* Exercise
Transcribe every record that appears below, exactly and in full.

--- START ---

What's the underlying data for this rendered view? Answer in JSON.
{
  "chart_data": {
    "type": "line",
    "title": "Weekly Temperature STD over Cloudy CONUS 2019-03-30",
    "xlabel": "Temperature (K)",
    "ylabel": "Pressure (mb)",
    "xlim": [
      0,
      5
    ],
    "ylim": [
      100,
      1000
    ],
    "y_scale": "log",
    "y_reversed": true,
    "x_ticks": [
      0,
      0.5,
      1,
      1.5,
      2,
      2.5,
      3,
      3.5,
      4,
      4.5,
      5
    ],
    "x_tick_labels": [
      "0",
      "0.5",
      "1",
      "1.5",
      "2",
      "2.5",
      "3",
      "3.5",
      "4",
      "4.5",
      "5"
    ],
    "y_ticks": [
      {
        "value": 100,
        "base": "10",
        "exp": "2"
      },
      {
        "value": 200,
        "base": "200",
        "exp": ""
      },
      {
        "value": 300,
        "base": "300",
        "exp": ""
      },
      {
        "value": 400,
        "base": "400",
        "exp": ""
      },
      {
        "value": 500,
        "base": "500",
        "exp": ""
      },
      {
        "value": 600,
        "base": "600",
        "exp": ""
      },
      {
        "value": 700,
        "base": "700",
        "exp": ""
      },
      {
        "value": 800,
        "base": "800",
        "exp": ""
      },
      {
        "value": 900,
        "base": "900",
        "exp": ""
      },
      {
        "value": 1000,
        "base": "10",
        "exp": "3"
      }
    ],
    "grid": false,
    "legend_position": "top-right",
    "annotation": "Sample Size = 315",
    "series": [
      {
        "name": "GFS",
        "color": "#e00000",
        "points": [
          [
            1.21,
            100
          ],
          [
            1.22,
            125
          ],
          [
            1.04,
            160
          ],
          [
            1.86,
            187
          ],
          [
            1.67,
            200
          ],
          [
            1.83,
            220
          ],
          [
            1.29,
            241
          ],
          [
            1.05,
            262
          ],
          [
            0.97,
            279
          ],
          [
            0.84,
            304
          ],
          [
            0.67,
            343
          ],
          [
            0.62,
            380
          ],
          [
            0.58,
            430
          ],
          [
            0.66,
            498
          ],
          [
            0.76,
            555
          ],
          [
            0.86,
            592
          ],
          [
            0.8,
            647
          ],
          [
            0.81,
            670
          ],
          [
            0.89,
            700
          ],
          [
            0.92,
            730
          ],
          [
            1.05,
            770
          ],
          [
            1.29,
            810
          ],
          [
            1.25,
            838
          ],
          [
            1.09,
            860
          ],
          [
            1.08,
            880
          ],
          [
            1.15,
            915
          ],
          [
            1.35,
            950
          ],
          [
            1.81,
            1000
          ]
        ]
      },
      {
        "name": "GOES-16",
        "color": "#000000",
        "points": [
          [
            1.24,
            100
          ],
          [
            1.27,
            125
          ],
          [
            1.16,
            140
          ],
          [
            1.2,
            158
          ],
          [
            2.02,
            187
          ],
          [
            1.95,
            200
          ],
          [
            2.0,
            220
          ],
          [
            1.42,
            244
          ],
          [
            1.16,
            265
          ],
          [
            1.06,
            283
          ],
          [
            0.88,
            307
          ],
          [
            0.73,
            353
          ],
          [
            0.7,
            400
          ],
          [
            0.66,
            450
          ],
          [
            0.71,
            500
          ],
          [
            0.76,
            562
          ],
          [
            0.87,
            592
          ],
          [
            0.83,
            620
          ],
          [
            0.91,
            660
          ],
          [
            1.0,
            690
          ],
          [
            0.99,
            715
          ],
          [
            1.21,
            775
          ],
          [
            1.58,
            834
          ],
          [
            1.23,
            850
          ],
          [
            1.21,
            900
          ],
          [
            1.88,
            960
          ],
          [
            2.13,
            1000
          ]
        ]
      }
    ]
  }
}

--- END ---

* Task result
What's the underlying data for this rendered view? Answer in JSON.
{
  "chart_data": {
    "type": "line",
    "title": "Weekly Temperature STD over Cloudy CONUS 2019-03-30",
    "xlabel": "Temperature (K)",
    "ylabel": "Pressure (mb)",
    "xlim": [
      0,
      5
    ],
    "ylim": [
      100,
      1000
    ],
    "y_scale": "log",
    "y_reversed": true,
    "x_ticks": [
      0,
      0.5,
      1,
      1.5,
      2,
      2.5,
      3,
      3.5,
      4,
      4.5,
      5
    ],
    "x_tick_labels": [
      "0",
      "0.5",
      "1",
      "1.5",
      "2",
      "2.5",
      "3",
      "3.5",
      "4",
      "4.5",
      "5"
    ],
    "y_ticks": [
      {
        "value": 100,
        "base": "10",
        "exp": "2"
      },
      {
        "value": 200,
        "base": "200",
        "exp": ""
      },
      {
        "value": 300,
        "base": "300",
        "exp": ""
      },
      {
        "value": 400,
        "base": "400",
        "exp": ""
      },
      {
        "value": 500,
        "base": "500",
        "exp": ""
      },
      {
        "value": 600,
        "base": "600",
        "exp": ""
      },
      {
        "value": 700,
        "base": "700",
        "exp": ""
      },
      {
        "value": 800,
        "base": "800",
        "exp": ""
      },
      {
        "value": 900,
        "base": "900",
        "exp": ""
      },
      {
        "value": 1000,
        "base": "10",
        "exp": "3"
      }
    ],
    "grid": false,
    "legend_position": "top-right",
    "annotation": "Sample Size = 315",
    "series": [
      {
        "name": "GFS",
        "color": "#e00000",
        "points": [
          [
            1.21,
            100
          ],
          [
            1.22,
            125
          ],
          [
            1.04,
            160
          ],
          [
            1.86,
            187
          ],
          [
            1.67,
            200
          ],
          [
            1.83,
            220
          ],
          [
            1.29,
            241
          ],
          [
            1.05,
            262
          ],
          [
            0.97,
            279
          ],
          [
            0.84,
            304
          ],
          [
            0.67,
            343
          ],
          [
            0.62,
            380
          ],
          [
            0.58,
            430
          ],
          [
            0.66,
            498
          ],
          [
            0.76,
            555
          ],
          [
            0.86,
            592
          ],
          [
            0.8,
            647
          ],
          [
            0.81,
            670
          ],
          [
            0.89,
            700
          ],
          [
            0.92,
            730
          ],
          [
            1.05,
            770
          ],
          [
            1.29,
            810
          ],
          [
            1.25,
            838
          ],
          [
            1.09,
            860
          ],
          [
            1.08,
            880
          ],
          [
            1.15,
            915
          ],
          [
            1.35,
            950
          ],
          [
            1.81,
            1000
          ]
        ]
      },
      {
        "name": "GOES-16",
        "color": "#000000",
        "points": [
          [
            1.24,
            100
          ],
          [
            1.27,
            125
          ],
          [
            1.16,
            140
          ],
          [
            1.2,
            158
          ],
          [
            2.02,
            187
          ],
          [
            1.95,
            200
          ],
          [
            2.0,
            220
          ],
          [
            1.42,
            244
          ],
          [
            1.16,
            265
          ],
          [
            1.06,
            283
          ],
          [
            0.88,
            307
          ],
          [
            0.73,
            353
          ],
          [
            0.7,
            400
          ],
          [
            0.66,
            450
          ],
          [
            0.71,
            500
          ],
          [
            0.76,
            562
          ],
          [
            0.87,
            592
          ],
          [
            0.83,
            620
          ],
          [
            0.91,
            660
          ],
          [
            1.0,
            690
          ],
          [
            0.99,
            715
          ],
          [
            1.21,
            775
          ],
          [
            1.58,
            834
          ],
          [
            1.23,
            850
          ],
          [
            1.21,
            900
          ],
          [
            1.88,
            960
          ],
          [
            2.13,
            1000
          ]
        ]
      }
    ]
  }
}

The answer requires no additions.